Information provided ▸
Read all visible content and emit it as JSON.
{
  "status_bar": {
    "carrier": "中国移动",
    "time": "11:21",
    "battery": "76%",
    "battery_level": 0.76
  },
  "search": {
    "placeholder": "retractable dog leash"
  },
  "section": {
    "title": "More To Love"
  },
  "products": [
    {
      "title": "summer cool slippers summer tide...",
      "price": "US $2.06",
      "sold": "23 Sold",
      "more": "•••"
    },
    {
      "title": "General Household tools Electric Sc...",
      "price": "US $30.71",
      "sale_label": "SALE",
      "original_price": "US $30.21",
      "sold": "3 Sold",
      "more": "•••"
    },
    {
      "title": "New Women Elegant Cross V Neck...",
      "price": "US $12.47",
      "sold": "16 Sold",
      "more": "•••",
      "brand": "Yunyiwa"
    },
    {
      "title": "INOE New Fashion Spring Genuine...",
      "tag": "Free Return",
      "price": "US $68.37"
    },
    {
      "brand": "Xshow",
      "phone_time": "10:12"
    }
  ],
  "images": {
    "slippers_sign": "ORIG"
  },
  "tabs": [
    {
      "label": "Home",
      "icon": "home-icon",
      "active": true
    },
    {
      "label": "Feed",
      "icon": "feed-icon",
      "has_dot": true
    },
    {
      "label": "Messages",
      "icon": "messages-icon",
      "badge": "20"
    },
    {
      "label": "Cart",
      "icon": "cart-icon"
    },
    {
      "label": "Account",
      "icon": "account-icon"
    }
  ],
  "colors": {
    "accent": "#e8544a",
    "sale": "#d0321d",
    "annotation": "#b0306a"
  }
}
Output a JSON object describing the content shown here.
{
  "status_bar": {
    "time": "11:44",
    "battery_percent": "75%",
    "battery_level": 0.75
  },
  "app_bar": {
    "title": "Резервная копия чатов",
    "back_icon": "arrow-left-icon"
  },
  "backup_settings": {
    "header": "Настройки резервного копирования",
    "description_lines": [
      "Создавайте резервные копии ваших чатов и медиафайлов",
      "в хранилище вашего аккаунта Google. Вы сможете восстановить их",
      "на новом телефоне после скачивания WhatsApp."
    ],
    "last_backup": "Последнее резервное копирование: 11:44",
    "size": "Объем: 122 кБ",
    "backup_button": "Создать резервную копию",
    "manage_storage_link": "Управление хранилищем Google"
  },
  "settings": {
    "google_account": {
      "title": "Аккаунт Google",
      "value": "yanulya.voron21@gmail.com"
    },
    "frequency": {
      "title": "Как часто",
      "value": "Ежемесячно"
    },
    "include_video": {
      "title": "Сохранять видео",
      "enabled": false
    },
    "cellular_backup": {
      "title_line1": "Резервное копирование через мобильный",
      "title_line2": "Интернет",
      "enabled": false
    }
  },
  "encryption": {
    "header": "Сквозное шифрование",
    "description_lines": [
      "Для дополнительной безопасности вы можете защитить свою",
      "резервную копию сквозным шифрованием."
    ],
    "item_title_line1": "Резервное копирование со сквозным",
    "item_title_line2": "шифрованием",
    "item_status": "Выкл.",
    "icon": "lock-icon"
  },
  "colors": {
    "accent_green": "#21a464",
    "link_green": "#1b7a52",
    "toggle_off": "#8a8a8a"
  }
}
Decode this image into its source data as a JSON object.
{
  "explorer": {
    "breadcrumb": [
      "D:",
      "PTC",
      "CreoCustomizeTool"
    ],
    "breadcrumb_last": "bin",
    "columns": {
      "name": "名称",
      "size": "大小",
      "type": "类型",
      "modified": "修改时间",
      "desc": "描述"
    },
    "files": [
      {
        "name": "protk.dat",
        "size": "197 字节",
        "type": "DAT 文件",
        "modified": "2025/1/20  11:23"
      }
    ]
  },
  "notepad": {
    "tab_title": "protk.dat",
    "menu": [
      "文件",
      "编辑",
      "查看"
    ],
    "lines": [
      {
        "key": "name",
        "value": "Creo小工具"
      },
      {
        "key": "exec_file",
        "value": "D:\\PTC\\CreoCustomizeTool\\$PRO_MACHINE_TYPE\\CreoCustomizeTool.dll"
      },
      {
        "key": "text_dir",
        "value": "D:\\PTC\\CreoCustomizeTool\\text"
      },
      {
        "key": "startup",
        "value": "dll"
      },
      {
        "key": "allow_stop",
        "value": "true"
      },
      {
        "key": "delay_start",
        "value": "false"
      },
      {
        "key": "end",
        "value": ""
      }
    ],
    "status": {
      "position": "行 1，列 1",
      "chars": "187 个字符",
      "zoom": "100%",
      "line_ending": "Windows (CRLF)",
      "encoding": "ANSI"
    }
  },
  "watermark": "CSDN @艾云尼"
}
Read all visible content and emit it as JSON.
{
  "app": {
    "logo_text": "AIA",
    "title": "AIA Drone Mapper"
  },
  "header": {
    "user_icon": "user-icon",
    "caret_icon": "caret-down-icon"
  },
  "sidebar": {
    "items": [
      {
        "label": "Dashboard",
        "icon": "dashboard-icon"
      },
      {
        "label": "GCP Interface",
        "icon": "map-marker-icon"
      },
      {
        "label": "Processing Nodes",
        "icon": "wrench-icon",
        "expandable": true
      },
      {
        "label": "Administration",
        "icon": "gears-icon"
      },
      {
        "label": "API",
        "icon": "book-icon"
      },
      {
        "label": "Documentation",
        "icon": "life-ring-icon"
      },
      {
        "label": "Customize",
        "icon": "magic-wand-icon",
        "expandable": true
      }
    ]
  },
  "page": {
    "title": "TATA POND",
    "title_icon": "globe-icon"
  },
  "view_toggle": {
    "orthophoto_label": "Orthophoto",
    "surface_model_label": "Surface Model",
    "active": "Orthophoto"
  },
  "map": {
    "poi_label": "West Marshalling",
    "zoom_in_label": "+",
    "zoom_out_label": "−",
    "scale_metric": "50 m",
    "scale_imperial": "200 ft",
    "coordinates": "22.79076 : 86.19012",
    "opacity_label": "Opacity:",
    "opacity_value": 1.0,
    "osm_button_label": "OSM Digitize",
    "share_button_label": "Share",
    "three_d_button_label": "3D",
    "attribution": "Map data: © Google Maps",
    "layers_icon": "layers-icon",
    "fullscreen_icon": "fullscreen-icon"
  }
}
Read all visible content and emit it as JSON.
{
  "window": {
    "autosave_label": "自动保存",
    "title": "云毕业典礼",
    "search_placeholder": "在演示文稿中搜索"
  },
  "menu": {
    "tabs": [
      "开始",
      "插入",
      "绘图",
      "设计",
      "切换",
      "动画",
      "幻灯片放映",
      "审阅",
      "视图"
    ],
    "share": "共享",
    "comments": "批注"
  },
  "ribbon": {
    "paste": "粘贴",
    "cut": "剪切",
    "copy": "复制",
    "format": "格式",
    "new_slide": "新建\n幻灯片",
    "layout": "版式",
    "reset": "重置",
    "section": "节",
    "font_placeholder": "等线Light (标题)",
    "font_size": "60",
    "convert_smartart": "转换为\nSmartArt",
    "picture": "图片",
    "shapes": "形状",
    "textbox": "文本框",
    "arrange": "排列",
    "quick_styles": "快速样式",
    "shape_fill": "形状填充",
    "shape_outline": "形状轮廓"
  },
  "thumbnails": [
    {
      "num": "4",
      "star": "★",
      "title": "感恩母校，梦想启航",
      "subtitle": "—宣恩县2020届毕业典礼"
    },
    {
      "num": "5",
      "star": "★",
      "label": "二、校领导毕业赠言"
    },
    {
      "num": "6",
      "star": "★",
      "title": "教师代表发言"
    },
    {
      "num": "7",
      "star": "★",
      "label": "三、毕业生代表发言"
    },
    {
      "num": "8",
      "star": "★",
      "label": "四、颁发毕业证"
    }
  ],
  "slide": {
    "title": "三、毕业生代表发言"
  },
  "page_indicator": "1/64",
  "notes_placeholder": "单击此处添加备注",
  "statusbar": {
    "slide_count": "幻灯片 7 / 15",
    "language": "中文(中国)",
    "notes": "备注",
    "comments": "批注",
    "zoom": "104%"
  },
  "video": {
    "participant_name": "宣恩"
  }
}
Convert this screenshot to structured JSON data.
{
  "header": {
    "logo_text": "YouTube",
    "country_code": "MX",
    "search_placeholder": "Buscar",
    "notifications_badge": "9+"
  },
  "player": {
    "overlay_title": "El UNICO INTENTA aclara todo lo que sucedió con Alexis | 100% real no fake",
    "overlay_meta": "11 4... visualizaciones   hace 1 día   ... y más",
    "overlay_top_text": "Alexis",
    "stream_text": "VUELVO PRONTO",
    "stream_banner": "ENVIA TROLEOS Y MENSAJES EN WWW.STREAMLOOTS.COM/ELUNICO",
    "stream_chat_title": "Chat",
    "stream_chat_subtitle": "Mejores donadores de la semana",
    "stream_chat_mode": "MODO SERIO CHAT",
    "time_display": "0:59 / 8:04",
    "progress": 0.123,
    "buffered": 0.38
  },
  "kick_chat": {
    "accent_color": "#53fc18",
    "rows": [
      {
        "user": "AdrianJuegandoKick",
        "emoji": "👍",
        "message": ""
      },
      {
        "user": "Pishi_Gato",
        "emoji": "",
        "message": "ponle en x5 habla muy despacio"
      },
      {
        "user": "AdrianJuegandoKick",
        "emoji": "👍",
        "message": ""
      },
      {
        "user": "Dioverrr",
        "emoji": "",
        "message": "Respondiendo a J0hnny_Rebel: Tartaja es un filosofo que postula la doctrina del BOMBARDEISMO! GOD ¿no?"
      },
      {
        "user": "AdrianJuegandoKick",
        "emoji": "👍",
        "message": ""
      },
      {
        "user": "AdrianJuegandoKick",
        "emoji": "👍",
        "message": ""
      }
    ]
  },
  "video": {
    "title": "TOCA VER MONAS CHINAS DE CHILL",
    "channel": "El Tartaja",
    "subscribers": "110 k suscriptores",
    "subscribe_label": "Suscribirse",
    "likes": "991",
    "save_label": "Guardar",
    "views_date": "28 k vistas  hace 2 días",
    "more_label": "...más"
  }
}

What the task requires ▸ Across the preceding material, how many lines contain the word "CreoCustomizeTool"? State the number alone.

Result for this exercise ▸ 3